▶ [What is asked] Copy each line below in which the word "приказом" occurs.

▶ [Data for this exercise]
------------------------------------

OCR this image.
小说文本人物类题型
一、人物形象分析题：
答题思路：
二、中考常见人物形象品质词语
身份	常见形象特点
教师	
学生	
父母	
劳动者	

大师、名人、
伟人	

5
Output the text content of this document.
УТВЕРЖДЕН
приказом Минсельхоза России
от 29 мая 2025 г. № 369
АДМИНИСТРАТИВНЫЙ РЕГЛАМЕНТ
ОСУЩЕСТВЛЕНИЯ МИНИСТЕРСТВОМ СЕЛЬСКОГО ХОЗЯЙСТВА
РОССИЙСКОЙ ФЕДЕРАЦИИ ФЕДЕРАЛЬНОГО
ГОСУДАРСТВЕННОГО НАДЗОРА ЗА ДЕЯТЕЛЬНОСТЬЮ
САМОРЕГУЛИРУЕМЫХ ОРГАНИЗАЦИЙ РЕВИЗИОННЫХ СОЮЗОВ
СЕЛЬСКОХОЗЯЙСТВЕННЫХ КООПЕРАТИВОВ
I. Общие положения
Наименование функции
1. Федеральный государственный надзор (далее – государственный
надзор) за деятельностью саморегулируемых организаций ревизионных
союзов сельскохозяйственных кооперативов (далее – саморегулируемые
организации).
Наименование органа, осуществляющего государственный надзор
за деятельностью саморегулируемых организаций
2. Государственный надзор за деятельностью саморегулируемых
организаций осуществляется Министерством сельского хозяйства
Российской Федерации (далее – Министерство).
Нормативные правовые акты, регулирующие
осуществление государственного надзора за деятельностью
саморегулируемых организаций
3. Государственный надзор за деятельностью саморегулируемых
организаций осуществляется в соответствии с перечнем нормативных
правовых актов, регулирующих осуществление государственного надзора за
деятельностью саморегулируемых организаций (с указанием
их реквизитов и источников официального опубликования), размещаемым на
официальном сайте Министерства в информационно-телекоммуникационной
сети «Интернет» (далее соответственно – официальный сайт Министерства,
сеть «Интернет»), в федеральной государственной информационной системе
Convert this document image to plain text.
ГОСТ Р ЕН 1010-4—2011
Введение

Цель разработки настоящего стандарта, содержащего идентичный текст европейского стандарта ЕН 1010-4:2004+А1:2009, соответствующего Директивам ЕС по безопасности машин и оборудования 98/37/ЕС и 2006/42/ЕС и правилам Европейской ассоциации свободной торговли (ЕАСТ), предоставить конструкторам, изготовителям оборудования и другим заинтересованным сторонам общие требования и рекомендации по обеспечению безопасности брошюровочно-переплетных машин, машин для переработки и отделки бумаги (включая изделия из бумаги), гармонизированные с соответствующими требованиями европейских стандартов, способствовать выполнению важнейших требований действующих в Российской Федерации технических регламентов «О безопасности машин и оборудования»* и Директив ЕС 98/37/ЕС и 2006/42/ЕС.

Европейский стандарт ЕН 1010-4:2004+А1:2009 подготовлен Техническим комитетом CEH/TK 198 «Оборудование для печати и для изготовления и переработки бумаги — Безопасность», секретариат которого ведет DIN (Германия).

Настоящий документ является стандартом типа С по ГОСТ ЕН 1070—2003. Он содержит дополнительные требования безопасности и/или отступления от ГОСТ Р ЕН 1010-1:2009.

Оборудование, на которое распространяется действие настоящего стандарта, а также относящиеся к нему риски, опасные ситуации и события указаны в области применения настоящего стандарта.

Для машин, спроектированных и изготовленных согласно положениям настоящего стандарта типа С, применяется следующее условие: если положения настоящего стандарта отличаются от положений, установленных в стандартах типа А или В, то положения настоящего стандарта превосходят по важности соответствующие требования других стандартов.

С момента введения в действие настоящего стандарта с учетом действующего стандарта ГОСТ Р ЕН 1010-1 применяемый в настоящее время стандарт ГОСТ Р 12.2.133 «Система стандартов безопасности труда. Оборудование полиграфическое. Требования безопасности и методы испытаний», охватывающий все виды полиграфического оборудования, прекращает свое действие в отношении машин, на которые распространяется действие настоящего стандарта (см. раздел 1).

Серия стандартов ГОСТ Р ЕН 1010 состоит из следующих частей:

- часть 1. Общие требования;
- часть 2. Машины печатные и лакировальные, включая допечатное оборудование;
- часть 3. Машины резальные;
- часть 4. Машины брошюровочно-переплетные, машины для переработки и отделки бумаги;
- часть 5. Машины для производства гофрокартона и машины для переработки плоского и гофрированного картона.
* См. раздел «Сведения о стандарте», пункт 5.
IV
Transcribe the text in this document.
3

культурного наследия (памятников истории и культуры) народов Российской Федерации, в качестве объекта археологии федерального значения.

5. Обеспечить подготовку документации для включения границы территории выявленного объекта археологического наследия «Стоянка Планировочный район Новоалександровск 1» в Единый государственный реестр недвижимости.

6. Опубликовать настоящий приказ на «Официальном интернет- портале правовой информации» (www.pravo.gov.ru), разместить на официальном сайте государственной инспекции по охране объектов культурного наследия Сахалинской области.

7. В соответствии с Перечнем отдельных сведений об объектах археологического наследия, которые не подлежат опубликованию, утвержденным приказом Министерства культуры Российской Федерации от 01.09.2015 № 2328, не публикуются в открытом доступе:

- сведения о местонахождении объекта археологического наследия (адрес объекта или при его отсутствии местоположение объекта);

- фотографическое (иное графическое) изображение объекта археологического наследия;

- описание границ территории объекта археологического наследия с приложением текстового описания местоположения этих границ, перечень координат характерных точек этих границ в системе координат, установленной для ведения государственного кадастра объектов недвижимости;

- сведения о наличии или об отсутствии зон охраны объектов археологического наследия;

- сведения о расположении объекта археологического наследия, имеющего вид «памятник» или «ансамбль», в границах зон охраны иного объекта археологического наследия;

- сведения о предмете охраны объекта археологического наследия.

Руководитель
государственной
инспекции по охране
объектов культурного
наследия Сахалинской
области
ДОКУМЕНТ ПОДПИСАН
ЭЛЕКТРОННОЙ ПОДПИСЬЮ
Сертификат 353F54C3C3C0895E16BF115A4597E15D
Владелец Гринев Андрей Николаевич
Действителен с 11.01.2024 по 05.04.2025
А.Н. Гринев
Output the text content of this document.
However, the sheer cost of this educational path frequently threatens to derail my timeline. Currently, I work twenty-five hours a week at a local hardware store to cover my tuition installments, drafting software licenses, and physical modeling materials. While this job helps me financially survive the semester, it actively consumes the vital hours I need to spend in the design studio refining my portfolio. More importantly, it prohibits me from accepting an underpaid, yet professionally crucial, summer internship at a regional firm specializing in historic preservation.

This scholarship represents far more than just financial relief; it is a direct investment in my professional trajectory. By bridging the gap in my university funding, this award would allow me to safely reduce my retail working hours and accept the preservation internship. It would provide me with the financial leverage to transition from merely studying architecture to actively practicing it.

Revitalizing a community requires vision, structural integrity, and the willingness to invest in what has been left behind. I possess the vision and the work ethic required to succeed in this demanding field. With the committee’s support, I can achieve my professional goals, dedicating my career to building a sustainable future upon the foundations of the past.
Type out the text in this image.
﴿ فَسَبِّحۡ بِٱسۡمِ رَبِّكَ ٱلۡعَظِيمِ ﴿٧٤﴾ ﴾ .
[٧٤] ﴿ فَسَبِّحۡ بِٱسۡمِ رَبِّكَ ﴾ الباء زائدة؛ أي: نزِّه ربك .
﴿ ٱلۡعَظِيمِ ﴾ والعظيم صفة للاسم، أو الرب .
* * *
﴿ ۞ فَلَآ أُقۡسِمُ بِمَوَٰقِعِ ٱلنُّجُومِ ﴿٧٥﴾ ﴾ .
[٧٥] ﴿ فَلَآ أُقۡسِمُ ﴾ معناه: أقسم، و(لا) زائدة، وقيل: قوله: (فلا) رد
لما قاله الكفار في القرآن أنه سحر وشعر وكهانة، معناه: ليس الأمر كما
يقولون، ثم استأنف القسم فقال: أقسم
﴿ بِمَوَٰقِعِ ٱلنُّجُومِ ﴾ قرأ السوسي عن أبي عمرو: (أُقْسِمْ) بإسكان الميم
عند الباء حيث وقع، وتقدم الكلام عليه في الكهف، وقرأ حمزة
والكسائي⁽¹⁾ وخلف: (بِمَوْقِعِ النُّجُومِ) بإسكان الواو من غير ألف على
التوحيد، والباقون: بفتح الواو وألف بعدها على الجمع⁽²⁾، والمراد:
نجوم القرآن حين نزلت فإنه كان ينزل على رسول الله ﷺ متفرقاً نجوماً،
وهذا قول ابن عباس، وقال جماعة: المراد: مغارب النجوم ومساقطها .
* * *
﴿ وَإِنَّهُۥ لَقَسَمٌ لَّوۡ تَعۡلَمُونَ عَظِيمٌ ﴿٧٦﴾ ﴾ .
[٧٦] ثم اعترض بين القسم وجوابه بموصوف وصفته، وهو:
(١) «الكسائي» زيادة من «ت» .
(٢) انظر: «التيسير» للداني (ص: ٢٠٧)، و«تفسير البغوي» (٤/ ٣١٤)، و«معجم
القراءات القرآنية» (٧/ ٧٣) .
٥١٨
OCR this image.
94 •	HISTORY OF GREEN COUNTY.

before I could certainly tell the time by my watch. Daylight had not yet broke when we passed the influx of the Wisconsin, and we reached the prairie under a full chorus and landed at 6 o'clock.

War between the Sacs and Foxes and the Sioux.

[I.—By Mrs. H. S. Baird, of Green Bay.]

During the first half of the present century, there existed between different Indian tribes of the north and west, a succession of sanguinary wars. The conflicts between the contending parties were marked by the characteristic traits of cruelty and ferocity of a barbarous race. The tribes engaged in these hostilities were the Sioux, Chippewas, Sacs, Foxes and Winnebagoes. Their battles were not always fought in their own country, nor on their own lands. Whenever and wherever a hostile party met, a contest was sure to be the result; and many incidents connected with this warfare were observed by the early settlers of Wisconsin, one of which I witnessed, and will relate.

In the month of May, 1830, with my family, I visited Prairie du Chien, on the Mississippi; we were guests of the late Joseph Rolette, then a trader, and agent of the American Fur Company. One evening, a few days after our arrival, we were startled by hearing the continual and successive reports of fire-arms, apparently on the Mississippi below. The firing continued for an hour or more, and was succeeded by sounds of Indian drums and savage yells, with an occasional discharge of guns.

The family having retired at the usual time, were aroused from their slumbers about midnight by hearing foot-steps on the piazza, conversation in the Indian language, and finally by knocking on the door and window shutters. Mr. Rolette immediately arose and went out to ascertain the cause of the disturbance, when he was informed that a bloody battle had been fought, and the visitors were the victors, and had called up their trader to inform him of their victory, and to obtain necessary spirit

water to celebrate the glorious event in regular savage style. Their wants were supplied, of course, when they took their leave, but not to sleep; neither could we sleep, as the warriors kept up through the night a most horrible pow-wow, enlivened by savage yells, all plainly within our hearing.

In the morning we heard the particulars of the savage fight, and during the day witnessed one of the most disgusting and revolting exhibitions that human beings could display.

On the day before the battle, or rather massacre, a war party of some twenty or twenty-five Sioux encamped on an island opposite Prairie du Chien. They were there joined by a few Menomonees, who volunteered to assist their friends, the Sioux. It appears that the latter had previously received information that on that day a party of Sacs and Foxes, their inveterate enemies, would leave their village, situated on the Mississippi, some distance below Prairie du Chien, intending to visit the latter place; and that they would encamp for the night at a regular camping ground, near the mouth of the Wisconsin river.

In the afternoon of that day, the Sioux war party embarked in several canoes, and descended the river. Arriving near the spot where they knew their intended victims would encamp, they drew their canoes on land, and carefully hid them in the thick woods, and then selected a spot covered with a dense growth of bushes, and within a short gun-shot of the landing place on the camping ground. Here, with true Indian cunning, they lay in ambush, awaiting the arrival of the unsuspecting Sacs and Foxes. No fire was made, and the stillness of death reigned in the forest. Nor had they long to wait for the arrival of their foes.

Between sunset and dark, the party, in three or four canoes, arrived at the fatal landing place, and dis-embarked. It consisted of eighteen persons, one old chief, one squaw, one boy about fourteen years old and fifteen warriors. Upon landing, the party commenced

------------------------------------

▶ [Exercise result]
приказом Минсельхоза России
7. В соответствии с Перечнем отдельных сведений об объектах археологического наследия, которые не подлежат опубликованию, утвержденным приказом Министерства культуры Российской Федерации от 01.09.2015 № 2328, не публикуются в открытом доступе:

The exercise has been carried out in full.